* Problem requirements: Each record is to be transcribed exactly.

========

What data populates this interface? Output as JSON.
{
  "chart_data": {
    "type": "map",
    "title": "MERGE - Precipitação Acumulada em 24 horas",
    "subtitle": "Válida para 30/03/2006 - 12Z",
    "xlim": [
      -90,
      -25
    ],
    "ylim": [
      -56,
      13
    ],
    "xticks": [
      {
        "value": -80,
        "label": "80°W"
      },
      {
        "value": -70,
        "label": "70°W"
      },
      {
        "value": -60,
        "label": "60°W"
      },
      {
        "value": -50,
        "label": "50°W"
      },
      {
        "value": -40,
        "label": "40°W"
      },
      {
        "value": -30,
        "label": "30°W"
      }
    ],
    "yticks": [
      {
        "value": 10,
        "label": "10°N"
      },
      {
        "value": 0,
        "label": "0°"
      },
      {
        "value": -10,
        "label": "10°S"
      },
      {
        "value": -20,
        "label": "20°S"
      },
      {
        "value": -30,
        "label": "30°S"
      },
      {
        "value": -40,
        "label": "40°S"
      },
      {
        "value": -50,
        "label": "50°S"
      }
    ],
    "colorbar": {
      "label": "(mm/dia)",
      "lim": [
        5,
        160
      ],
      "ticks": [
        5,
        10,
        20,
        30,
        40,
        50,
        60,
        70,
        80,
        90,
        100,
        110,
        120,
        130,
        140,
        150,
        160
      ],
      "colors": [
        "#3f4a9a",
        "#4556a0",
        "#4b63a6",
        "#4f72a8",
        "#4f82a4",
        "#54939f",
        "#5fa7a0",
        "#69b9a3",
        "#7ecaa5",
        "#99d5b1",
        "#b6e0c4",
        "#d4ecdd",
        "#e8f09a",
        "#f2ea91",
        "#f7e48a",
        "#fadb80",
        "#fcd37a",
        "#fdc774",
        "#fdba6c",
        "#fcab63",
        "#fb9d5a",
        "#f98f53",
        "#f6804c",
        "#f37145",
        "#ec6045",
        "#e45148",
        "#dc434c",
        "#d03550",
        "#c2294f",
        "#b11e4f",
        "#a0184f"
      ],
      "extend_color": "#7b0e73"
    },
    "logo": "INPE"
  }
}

========

* Correct answer:
What data populates this interface? Output as JSON.
{
  "chart_data": {
    "type": "map",
    "title": "MERGE - Precipitação Acumulada em 24 horas",
    "subtitle": "Válida para 30/03/2006 - 12Z",
    "xlim": [
      -90,
      -25
    ],
    "ylim": [
      -56,
      13
    ],
    "xticks": [
      {
        "value": -80,
        "label": "80°W"
      },
      {
        "value": -70,
        "label": "70°W"
      },
      {
        "value": -60,
        "label": "60°W"
      },
      {
        "value": -50,
        "label": "50°W"
      },
      {
        "value": -40,
        "label": "40°W"
      },
      {
        "value": -30,
        "label": "30°W"
      }
    ],
    "yticks": [
      {
        "value": 10,
        "label": "10°N"
      },
      {
        "value": 0,
        "label": "0°"
      },
      {
        "value": -10,
        "label": "10°S"
      },
      {
        "value": -20,
        "label": "20°S"
      },
      {
        "value": -30,
        "label": "30°S"
      },
      {
        "value": -40,
        "label": "40°S"
      },
      {
        "value": -50,
        "label": "50°S"
      }
    ],
    "colorbar": {
      "label": "(mm/dia)",
      "lim": [
        5,
        160
      ],
      "ticks": [
        5,
        10,
        20,
        30,
        40,
        50,
        60,
        70,
        80,
        90,
        100,
        110,
        120,
        130,
        140,
        150,
        160
      ],
      "colors": [
        "#3f4a9a",
        "#4556a0",
        "#4b63a6",
        "#4f72a8",
        "#4f82a4",
        "#54939f",
        "#5fa7a0",
        "#69b9a3",
        "#7ecaa5",
        "#99d5b1",
        "#b6e0c4",
        "#d4ecdd",
        "#e8f09a",
        "#f2ea91",
        "#f7e48a",
        "#fadb80",
        "#fcd37a",
        "#fdc774",
        "#fdba6c",
        "#fcab63",
        "#fb9d5a",
        "#f98f53",
        "#f6804c",
        "#f37145",
        "#ec6045",
        "#e45148",
        "#dc434c",
        "#d03550",
        "#c2294f",
        "#b11e4f",
        "#a0184f"
      ],
      "extend_color": "#7b0e73"
    },
    "logo": "INPE"
  }
}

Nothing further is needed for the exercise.